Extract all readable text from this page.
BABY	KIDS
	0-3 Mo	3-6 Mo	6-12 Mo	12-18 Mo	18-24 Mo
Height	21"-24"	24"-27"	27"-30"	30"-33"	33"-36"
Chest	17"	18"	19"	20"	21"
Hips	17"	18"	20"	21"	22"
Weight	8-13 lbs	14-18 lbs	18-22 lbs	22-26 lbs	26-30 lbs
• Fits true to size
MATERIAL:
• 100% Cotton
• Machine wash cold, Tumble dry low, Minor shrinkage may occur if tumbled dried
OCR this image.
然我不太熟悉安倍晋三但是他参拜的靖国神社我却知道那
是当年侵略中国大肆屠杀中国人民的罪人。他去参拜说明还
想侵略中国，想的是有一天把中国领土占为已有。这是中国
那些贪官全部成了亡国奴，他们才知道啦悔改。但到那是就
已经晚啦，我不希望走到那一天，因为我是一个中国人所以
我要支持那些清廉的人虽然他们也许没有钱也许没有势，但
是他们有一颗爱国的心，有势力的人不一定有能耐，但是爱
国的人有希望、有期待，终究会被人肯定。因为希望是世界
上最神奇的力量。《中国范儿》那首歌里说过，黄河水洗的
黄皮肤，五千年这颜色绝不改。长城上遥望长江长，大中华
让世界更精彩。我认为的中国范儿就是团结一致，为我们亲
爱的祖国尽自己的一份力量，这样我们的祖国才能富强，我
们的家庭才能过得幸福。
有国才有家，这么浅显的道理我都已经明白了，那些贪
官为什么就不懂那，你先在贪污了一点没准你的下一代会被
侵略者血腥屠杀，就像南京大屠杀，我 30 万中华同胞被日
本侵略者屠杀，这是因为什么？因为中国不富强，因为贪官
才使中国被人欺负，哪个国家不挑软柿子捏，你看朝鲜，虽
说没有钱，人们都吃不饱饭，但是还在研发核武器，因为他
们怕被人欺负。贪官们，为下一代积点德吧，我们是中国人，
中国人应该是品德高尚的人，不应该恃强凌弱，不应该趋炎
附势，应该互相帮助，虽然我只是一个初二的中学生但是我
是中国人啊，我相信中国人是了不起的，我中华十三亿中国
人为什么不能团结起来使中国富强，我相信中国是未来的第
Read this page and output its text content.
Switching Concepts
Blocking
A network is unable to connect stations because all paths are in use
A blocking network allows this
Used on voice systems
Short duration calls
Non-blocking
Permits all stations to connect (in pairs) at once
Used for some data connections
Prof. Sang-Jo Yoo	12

::::::::

:: To be done ::
All the entries above need to be reproduced exactly.

:: Complete answer ::
Extract all readable text from this page.
BABY	KIDS
	0-3 Mo	3-6 Mo	6-12 Mo	12-18 Mo	18-24 Mo
Height	21"-24"	24"-27"	27"-30"	30"-33"	33"-36"
Chest	17"	18"	19"	20"	21"
Hips	17"	18"	20"	21"	22"
Weight	8-13 lbs	14-18 lbs	18-22 lbs	22-26 lbs	26-30 lbs
• Fits true to size
MATERIAL:
• 100% Cotton
• Machine wash cold, Tumble dry low, Minor shrinkage may occur if tumbled dried
OCR this image.
然我不太熟悉安倍晋三但是他参拜的靖国神社我却知道那
是当年侵略中国大肆屠杀中国人民的罪人。他去参拜说明还
想侵略中国，想的是有一天把中国领土占为已有。这是中国
那些贪官全部成了亡国奴，他们才知道啦悔改。但到那是就
已经晚啦，我不希望走到那一天，因为我是一个中国人所以
我要支持那些清廉的人虽然他们也许没有钱也许没有势，但
是他们有一颗爱国的心，有势力的人不一定有能耐，但是爱
国的人有希望、有期待，终究会被人肯定。因为希望是世界
上最神奇的力量。《中国范儿》那首歌里说过，黄河水洗的
黄皮肤，五千年这颜色绝不改。长城上遥望长江长，大中华
让世界更精彩。我认为的中国范儿就是团结一致，为我们亲
爱的祖国尽自己的一份力量，这样我们的祖国才能富强，我
们的家庭才能过得幸福。
有国才有家，这么浅显的道理我都已经明白了，那些贪
官为什么就不懂那，你先在贪污了一点没准你的下一代会被
侵略者血腥屠杀，就像南京大屠杀，我 30 万中华同胞被日
本侵略者屠杀，这是因为什么？因为中国不富强，因为贪官
才使中国被人欺负，哪个国家不挑软柿子捏，你看朝鲜，虽
说没有钱，人们都吃不饱饭，但是还在研发核武器，因为他
们怕被人欺负。贪官们，为下一代积点德吧，我们是中国人，
中国人应该是品德高尚的人，不应该恃强凌弱，不应该趋炎
附势，应该互相帮助，虽然我只是一个初二的中学生但是我
是中国人啊，我相信中国人是了不起的，我中华十三亿中国
人为什么不能团结起来使中国富强，我相信中国是未来的第
Read this page and output its text content.
Switching Concepts
Blocking
A network is unable to connect stations because all paths are in use
A blocking network allows this
Used on voice systems
Short duration calls
Non-blocking
Permits all stations to connect (in pairs) at once
Used for some data connections
Prof. Sang-Jo Yoo	12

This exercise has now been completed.